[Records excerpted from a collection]

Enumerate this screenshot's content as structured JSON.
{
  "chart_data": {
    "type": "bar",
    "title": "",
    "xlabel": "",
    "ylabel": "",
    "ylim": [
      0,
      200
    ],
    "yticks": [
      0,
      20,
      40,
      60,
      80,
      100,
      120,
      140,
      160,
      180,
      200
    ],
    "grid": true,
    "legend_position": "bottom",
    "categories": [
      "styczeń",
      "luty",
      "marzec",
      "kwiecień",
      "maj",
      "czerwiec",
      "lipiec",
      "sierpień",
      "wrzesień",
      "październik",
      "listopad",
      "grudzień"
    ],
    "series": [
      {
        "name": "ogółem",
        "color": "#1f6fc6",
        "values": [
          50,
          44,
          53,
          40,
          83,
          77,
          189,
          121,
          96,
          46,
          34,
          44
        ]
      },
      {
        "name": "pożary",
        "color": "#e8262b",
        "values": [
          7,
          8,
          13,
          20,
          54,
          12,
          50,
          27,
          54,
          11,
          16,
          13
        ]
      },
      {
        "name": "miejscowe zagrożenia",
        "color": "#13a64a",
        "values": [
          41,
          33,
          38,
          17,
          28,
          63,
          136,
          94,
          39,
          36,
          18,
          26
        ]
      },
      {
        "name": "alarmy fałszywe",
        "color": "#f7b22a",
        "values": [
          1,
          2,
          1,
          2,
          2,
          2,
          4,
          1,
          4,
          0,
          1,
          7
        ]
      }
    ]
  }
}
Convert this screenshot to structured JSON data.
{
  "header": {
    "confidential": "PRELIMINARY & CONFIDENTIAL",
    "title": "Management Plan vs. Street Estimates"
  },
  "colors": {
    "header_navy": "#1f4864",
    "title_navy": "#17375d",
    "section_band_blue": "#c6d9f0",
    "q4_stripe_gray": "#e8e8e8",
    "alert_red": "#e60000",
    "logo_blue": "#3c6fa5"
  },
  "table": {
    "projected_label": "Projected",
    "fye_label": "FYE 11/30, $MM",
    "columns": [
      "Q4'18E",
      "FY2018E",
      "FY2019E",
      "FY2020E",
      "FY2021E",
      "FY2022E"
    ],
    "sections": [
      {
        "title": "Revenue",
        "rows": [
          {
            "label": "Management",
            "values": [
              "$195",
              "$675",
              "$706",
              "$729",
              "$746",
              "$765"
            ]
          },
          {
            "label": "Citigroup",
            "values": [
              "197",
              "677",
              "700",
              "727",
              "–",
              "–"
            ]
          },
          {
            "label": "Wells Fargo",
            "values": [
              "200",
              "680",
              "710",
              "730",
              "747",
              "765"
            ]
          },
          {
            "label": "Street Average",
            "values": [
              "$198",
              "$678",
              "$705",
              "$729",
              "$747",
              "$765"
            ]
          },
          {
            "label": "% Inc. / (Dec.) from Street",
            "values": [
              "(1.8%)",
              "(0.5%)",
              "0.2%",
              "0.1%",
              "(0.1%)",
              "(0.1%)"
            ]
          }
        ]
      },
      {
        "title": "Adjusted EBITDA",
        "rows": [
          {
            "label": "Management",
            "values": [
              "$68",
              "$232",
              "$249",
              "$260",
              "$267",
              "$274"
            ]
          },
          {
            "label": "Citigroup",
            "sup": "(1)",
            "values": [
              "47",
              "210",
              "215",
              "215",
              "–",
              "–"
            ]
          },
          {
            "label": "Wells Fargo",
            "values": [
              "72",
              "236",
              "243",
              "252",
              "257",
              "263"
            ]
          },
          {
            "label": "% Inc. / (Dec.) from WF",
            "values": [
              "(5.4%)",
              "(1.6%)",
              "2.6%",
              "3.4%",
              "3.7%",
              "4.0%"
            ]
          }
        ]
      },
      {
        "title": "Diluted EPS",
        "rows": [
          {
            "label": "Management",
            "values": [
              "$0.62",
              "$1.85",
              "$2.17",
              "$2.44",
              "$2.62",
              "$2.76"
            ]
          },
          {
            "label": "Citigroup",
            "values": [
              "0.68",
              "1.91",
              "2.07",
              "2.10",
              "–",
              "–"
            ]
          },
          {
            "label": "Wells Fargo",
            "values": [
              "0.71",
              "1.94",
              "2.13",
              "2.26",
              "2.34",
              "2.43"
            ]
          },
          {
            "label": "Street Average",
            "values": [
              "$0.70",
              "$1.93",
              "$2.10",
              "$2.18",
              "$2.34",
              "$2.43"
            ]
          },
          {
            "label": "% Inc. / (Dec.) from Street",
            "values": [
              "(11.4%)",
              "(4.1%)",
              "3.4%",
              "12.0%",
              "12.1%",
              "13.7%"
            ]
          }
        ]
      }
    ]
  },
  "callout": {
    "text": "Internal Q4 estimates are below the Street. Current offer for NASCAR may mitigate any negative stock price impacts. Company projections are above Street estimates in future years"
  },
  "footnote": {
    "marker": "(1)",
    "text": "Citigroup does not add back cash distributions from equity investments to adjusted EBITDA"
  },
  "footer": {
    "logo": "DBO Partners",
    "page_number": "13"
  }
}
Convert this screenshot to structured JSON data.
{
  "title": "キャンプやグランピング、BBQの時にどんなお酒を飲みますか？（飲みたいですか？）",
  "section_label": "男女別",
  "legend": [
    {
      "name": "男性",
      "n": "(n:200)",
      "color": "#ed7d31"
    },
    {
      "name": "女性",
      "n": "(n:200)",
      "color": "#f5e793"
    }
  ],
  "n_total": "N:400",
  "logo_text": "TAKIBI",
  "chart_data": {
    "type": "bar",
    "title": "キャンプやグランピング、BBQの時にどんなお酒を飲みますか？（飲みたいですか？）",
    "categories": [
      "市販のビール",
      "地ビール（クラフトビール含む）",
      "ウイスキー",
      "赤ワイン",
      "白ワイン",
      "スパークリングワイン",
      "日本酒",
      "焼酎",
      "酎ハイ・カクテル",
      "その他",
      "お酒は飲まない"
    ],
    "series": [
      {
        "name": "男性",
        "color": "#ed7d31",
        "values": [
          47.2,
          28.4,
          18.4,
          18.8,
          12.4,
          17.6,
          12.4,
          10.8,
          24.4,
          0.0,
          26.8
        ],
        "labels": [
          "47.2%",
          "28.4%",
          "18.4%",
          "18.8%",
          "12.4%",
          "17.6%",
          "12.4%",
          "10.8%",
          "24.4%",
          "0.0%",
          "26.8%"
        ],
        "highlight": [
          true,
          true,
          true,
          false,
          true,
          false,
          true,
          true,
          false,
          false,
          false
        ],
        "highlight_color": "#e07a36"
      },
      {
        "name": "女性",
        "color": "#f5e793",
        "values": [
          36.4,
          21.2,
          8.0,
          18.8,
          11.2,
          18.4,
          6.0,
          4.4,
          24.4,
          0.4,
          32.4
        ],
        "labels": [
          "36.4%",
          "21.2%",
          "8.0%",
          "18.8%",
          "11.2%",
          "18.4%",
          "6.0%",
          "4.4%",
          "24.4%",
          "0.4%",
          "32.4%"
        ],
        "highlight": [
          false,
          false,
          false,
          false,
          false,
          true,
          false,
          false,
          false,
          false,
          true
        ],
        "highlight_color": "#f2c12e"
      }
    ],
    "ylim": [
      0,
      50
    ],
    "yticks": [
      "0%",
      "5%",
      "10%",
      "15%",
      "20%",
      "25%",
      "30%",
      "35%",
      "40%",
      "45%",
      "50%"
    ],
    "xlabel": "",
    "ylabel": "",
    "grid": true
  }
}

THE TASK -
Restate the data above exactly, keeping each word as it stands.

EXERCISE ANSWER -
Enumerate this screenshot's content as structured JSON.
{
  "chart_data": {
    "type": "bar",
    "title": "",
    "xlabel": "",
    "ylabel": "",
    "ylim": [
      0,
      200
    ],
    "yticks": [
      0,
      20,
      40,
      60,
      80,
      100,
      120,
      140,
      160,
      180,
      200
    ],
    "grid": true,
    "legend_position": "bottom",
    "categories": [
      "styczeń",
      "luty",
      "marzec",
      "kwiecień",
      "maj",
      "czerwiec",
      "lipiec",
      "sierpień",
      "wrzesień",
      "październik",
      "listopad",
      "grudzień"
    ],
    "series": [
      {
        "name": "ogółem",
        "color": "#1f6fc6",
        "values": [
          50,
          44,
          53,
          40,
          83,
          77,
          189,
          121,
          96,
          46,
          34,
          44
        ]
      },
      {
        "name": "pożary",
        "color": "#e8262b",
        "values": [
          7,
          8,
          13,
          20,
          54,
          12,
          50,
          27,
          54,
          11,
          16,
          13
        ]
      },
      {
        "name": "miejscowe zagrożenia",
        "color": "#13a64a",
        "values": [
          41,
          33,
          38,
          17,
          28,
          63,
          136,
          94,
          39,
          36,
          18,
          26
        ]
      },
      {
        "name": "alarmy fałszywe",
        "color": "#f7b22a",
        "values": [
          1,
          2,
          1,
          2,
          2,
          2,
          4,
          1,
          4,
          0,
          1,
          7
        ]
      }
    ]
  }
}
Convert this screenshot to structured JSON data.
{
  "header": {
    "confidential": "PRELIMINARY & CONFIDENTIAL",
    "title": "Management Plan vs. Street Estimates"
  },
  "colors": {
    "header_navy": "#1f4864",
    "title_navy": "#17375d",
    "section_band_blue": "#c6d9f0",
    "q4_stripe_gray": "#e8e8e8",
    "alert_red": "#e60000",
    "logo_blue": "#3c6fa5"
  },
  "table": {
    "projected_label": "Projected",
    "fye_label": "FYE 11/30, $MM",
    "columns": [
      "Q4'18E",
      "FY2018E",
      "FY2019E",
      "FY2020E",
      "FY2021E",
      "FY2022E"
    ],
    "sections": [
      {
        "title": "Revenue",
        "rows": [
          {
            "label": "Management",
            "values": [
              "$195",
              "$675",
              "$706",
              "$729",
              "$746",
              "$765"
            ]
          },
          {
            "label": "Citigroup",
            "values": [
              "197",
              "677",
              "700",
              "727",
              "–",
              "–"
            ]
          },
          {
            "label": "Wells Fargo",
            "values": [
              "200",
              "680",
              "710",
              "730",
              "747",
              "765"
            ]
          },
          {
            "label": "Street Average",
            "values": [
              "$198",
              "$678",
              "$705",
              "$729",
              "$747",
              "$765"
            ]
          },
          {
            "label": "% Inc. / (Dec.) from Street",
            "values": [
              "(1.8%)",
              "(0.5%)",
              "0.2%",
              "0.1%",
              "(0.1%)",
              "(0.1%)"
            ]
          }
        ]
      },
      {
        "title": "Adjusted EBITDA",
        "rows": [
          {
            "label": "Management",
            "values": [
              "$68",
              "$232",
              "$249",
              "$260",
              "$267",
              "$274"
            ]
          },
          {
            "label": "Citigroup",
            "sup": "(1)",
            "values": [
              "47",
              "210",
              "215",
              "215",
              "–",
              "–"
            ]
          },
          {
            "label": "Wells Fargo",
            "values": [
              "72",
              "236",
              "243",
              "252",
              "257",
              "263"
            ]
          },
          {
            "label": "% Inc. / (Dec.) from WF",
            "values": [
              "(5.4%)",
              "(1.6%)",
              "2.6%",
              "3.4%",
              "3.7%",
              "4.0%"
            ]
          }
        ]
      },
      {
        "title": "Diluted EPS",
        "rows": [
          {
            "label": "Management",
            "values": [
              "$0.62",
              "$1.85",
              "$2.17",
              "$2.44",
              "$2.62",
              "$2.76"
            ]
          },
          {
            "label": "Citigroup",
            "values": [
              "0.68",
              "1.91",
              "2.07",
              "2.10",
              "–",
              "–"
            ]
          },
          {
            "label": "Wells Fargo",
            "values": [
              "0.71",
              "1.94",
              "2.13",
              "2.26",
              "2.34",
              "2.43"
            ]
          },
          {
            "label": "Street Average",
            "values": [
              "$0.70",
              "$1.93",
              "$2.10",
              "$2.18",
              "$2.34",
              "$2.43"
            ]
          },
          {
            "label": "% Inc. / (Dec.) from Street",
            "values": [
              "(11.4%)",
              "(4.1%)",
              "3.4%",
              "12.0%",
              "12.1%",
              "13.7%"
            ]
          }
        ]
      }
    ]
  },
  "callout": {
    "text": "Internal Q4 estimates are below the Street. Current offer for NASCAR may mitigate any negative stock price impacts. Company projections are above Street estimates in future years"
  },
  "footnote": {
    "marker": "(1)",
    "text": "Citigroup does not add back cash distributions from equity investments to adjusted EBITDA"
  },
  "footer": {
    "logo": "DBO Partners",
    "page_number": "13"
  }
}
Convert this screenshot to structured JSON data.
{
  "title": "キャンプやグランピング、BBQの時にどんなお酒を飲みますか？（飲みたいですか？）",
  "section_label": "男女別",
  "legend": [
    {
      "name": "男性",
      "n": "(n:200)",
      "color": "#ed7d31"
    },
    {
      "name": "女性",
      "n": "(n:200)",
      "color": "#f5e793"
    }
  ],
  "n_total": "N:400",
  "logo_text": "TAKIBI",
  "chart_data": {
    "type": "bar",
    "title": "キャンプやグランピング、BBQの時にどんなお酒を飲みますか？（飲みたいですか？）",
    "categories": [
      "市販のビール",
      "地ビール（クラフトビール含む）",
      "ウイスキー",
      "赤ワイン",
      "白ワイン",
      "スパークリングワイン",
      "日本酒",
      "焼酎",
      "酎ハイ・カクテル",
      "その他",
      "お酒は飲まない"
    ],
    "series": [
      {
        "name": "男性",
        "color": "#ed7d31",
        "values": [
          47.2,
          28.4,
          18.4,
          18.8,
          12.4,
          17.6,
          12.4,
          10.8,
          24.4,
          0.0,
          26.8
        ],
        "labels": [
          "47.2%",
          "28.4%",
          "18.4%",
          "18.8%",
          "12.4%",
          "17.6%",
          "12.4%",
          "10.8%",
          "24.4%",
          "0.0%",
          "26.8%"
        ],
        "highlight": [
          true,
          true,
          true,
          false,
          true,
          false,
          true,
          true,
          false,
          false,
          false
        ],
        "highlight_color": "#e07a36"
      },
      {
        "name": "女性",
        "color": "#f5e793",
        "values": [
          36.4,
          21.2,
          8.0,
          18.8,
          11.2,
          18.4,
          6.0,
          4.4,
          24.4,
          0.4,
          32.4
        ],
        "labels": [
          "36.4%",
          "21.2%",
          "8.0%",
          "18.8%",
          "11.2%",
          "18.4%",
          "6.0%",
          "4.4%",
          "24.4%",
          "0.4%",
          "32.4%"
        ],
        "highlight": [
          false,
          false,
          false,
          false,
          false,
          true,
          false,
          false,
          false,
          false,
          true
        ],
        "highlight_color": "#f2c12e"
      }
    ],
    "ylim": [
      0,
      50
    ],
    "yticks": [
      "0%",
      "5%",
      "10%",
      "15%",
      "20%",
      "25%",
      "30%",
      "35%",
      "40%",
      "45%",
      "50%"
    ],
    "xlabel": "",
    "ylabel": "",
    "grid": true
  }
}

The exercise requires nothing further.